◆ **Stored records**
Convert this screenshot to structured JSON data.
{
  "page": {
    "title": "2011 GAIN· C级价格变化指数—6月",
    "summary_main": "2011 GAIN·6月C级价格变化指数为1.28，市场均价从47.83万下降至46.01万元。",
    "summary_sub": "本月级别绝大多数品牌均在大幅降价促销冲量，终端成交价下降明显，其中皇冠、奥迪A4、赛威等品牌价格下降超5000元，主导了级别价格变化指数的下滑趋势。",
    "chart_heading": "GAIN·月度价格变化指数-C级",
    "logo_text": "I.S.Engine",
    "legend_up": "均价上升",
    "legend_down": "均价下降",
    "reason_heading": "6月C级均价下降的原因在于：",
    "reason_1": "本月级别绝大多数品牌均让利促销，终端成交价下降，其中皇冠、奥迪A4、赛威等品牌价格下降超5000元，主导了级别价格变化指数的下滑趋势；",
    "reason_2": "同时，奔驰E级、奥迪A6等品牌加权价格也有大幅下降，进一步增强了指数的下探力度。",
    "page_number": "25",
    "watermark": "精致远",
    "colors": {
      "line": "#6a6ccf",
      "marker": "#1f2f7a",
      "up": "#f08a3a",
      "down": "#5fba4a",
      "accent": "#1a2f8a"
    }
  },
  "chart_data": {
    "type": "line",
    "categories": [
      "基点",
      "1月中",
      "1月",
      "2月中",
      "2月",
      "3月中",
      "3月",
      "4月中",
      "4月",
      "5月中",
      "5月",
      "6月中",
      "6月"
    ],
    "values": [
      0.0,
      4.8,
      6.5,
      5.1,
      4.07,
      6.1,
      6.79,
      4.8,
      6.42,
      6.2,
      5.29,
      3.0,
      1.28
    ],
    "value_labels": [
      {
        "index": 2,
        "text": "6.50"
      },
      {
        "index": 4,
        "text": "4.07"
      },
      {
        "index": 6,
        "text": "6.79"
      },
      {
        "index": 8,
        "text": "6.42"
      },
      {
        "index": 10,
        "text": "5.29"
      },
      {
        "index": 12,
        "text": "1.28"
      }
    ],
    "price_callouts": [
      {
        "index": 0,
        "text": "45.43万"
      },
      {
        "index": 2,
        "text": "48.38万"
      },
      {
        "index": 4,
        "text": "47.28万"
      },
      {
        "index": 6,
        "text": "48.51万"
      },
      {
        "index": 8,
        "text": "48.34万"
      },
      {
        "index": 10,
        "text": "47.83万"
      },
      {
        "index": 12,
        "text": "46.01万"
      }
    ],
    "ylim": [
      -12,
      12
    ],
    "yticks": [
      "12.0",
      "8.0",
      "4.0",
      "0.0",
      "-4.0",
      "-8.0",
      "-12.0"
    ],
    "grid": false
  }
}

◆ **The problem**
Every record above should be output exactly.

◆ **Result**
Convert this screenshot to structured JSON data.
{
  "page": {
    "title": "2011 GAIN· C级价格变化指数—6月",
    "summary_main": "2011 GAIN·6月C级价格变化指数为1.28，市场均价从47.83万下降至46.01万元。",
    "summary_sub": "本月级别绝大多数品牌均在大幅降价促销冲量，终端成交价下降明显，其中皇冠、奥迪A4、赛威等品牌价格下降超5000元，主导了级别价格变化指数的下滑趋势。",
    "chart_heading": "GAIN·月度价格变化指数-C级",
    "logo_text": "I.S.Engine",
    "legend_up": "均价上升",
    "legend_down": "均价下降",
    "reason_heading": "6月C级均价下降的原因在于：",
    "reason_1": "本月级别绝大多数品牌均让利促销，终端成交价下降，其中皇冠、奥迪A4、赛威等品牌价格下降超5000元，主导了级别价格变化指数的下滑趋势；",
    "reason_2": "同时，奔驰E级、奥迪A6等品牌加权价格也有大幅下降，进一步增强了指数的下探力度。",
    "page_number": "25",
    "watermark": "精致远",
    "colors": {
      "line": "#6a6ccf",
      "marker": "#1f2f7a",
      "up": "#f08a3a",
      "down": "#5fba4a",
      "accent": "#1a2f8a"
    }
  },
  "chart_data": {
    "type": "line",
    "categories": [
      "基点",
      "1月中",
      "1月",
      "2月中",
      "2月",
      "3月中",
      "3月",
      "4月中",
      "4月",
      "5月中",
      "5月",
      "6月中",
      "6月"
    ],
    "values": [
      0.0,
      4.8,
      6.5,
      5.1,
      4.07,
      6.1,
      6.79,
      4.8,
      6.42,
      6.2,
      5.29,
      3.0,
      1.28
    ],
    "value_labels": [
      {
        "index": 2,
        "text": "6.50"
      },
      {
        "index": 4,
        "text": "4.07"
      },
      {
        "index": 6,
        "text": "6.79"
      },
      {
        "index": 8,
        "text": "6.42"
      },
      {
        "index": 10,
        "text": "5.29"
      },
      {
        "index": 12,
        "text": "1.28"
      }
    ],
    "price_callouts": [
      {
        "index": 0,
        "text": "45.43万"
      },
      {
        "index": 2,
        "text": "48.38万"
      },
      {
        "index": 4,
        "text": "47.28万"
      },
      {
        "index": 6,
        "text": "48.51万"
      },
      {
        "index": 8,
        "text": "48.34万"
      },
      {
        "index": 10,
        "text": "47.83万"
      },
      {
        "index": 12,
        "text": "46.01万"
      }
    ],
    "ylim": [
      -12,
      12
    ],
    "yticks": [
      "12.0",
      "8.0",
      "4.0",
      "0.0",
      "-4.0",
      "-8.0",
      "-12.0"
    ],
    "grid": false
  }
}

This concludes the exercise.